:: DATA ENTRIES

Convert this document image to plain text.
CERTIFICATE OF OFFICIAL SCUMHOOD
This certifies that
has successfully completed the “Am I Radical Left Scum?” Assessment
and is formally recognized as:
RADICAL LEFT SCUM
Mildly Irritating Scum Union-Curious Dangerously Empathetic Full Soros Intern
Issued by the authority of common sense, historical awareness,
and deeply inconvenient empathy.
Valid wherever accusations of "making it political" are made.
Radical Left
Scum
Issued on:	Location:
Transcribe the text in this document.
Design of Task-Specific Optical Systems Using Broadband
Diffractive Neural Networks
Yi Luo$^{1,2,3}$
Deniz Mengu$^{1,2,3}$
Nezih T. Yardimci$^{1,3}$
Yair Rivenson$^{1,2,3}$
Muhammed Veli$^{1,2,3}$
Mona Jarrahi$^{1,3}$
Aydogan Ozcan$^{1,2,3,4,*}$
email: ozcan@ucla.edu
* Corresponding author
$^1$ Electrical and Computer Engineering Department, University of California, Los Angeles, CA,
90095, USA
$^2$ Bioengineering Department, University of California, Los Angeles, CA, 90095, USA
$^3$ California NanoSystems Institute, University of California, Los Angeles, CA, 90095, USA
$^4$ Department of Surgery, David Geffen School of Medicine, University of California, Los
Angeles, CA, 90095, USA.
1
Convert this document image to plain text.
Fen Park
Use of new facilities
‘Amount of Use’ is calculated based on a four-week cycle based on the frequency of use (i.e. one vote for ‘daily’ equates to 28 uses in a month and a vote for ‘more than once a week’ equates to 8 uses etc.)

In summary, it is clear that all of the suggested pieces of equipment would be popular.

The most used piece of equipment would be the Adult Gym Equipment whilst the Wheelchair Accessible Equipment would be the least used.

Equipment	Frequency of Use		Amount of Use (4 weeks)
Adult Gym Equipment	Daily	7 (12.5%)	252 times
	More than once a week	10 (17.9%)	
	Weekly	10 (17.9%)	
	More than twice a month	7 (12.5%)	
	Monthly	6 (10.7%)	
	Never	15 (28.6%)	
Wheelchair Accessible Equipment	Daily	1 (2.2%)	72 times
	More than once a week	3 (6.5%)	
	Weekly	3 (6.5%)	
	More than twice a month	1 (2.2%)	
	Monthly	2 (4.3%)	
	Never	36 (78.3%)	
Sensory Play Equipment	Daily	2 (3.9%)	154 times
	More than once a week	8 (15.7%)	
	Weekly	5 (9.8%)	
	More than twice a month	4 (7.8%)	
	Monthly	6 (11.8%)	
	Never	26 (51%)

::::

TASK DESCRIPTION: Without leaving anything out, quote all the data.

SOLUTION TO THIS PROBLEM:
Convert this document image to plain text.
CERTIFICATE OF OFFICIAL SCUMHOOD
This certifies that
has successfully completed the “Am I Radical Left Scum?” Assessment
and is formally recognized as:
RADICAL LEFT SCUM
Mildly Irritating Scum Union-Curious Dangerously Empathetic Full Soros Intern
Issued by the authority of common sense, historical awareness,
and deeply inconvenient empathy.
Valid wherever accusations of "making it political" are made.
Radical Left
Scum
Issued on:	Location:
Transcribe the text in this document.
Design of Task-Specific Optical Systems Using Broadband
Diffractive Neural Networks
Yi Luo$^{1,2,3}$
Deniz Mengu$^{1,2,3}$
Nezih T. Yardimci$^{1,3}$
Yair Rivenson$^{1,2,3}$
Muhammed Veli$^{1,2,3}$
Mona Jarrahi$^{1,3}$
Aydogan Ozcan$^{1,2,3,4,*}$
email: ozcan@ucla.edu
* Corresponding author
$^1$ Electrical and Computer Engineering Department, University of California, Los Angeles, CA,
90095, USA
$^2$ Bioengineering Department, University of California, Los Angeles, CA, 90095, USA
$^3$ California NanoSystems Institute, University of California, Los Angeles, CA, 90095, USA
$^4$ Department of Surgery, David Geffen School of Medicine, University of California, Los
Angeles, CA, 90095, USA.
1
Convert this document image to plain text.
Fen Park
Use of new facilities
‘Amount of Use’ is calculated based on a four-week cycle based on the frequency of use (i.e. one vote for ‘daily’ equates to 28 uses in a month and a vote for ‘more than once a week’ equates to 8 uses etc.)

In summary, it is clear that all of the suggested pieces of equipment would be popular.

The most used piece of equipment would be the Adult Gym Equipment whilst the Wheelchair Accessible Equipment would be the least used.

Equipment	Frequency of Use		Amount of Use (4 weeks)
Adult Gym Equipment	Daily	7 (12.5%)	252 times
	More than once a week	10 (17.9%)	
	Weekly	10 (17.9%)	
	More than twice a month	7 (12.5%)	
	Monthly	6 (10.7%)	
	Never	15 (28.6%)	
Wheelchair Accessible Equipment	Daily	1 (2.2%)	72 times
	More than once a week	3 (6.5%)	
	Weekly	3 (6.5%)	
	More than twice a month	1 (2.2%)	
	Monthly	2 (4.3%)	
	Never	36 (78.3%)	
Sensory Play Equipment	Daily	2 (3.9%)	154 times
	More than once a week	8 (15.7%)	
	Weekly	5 (9.8%)	
	More than twice a month	4 (7.8%)	
	Monthly	6 (11.8%)	
	Never	26 (51%)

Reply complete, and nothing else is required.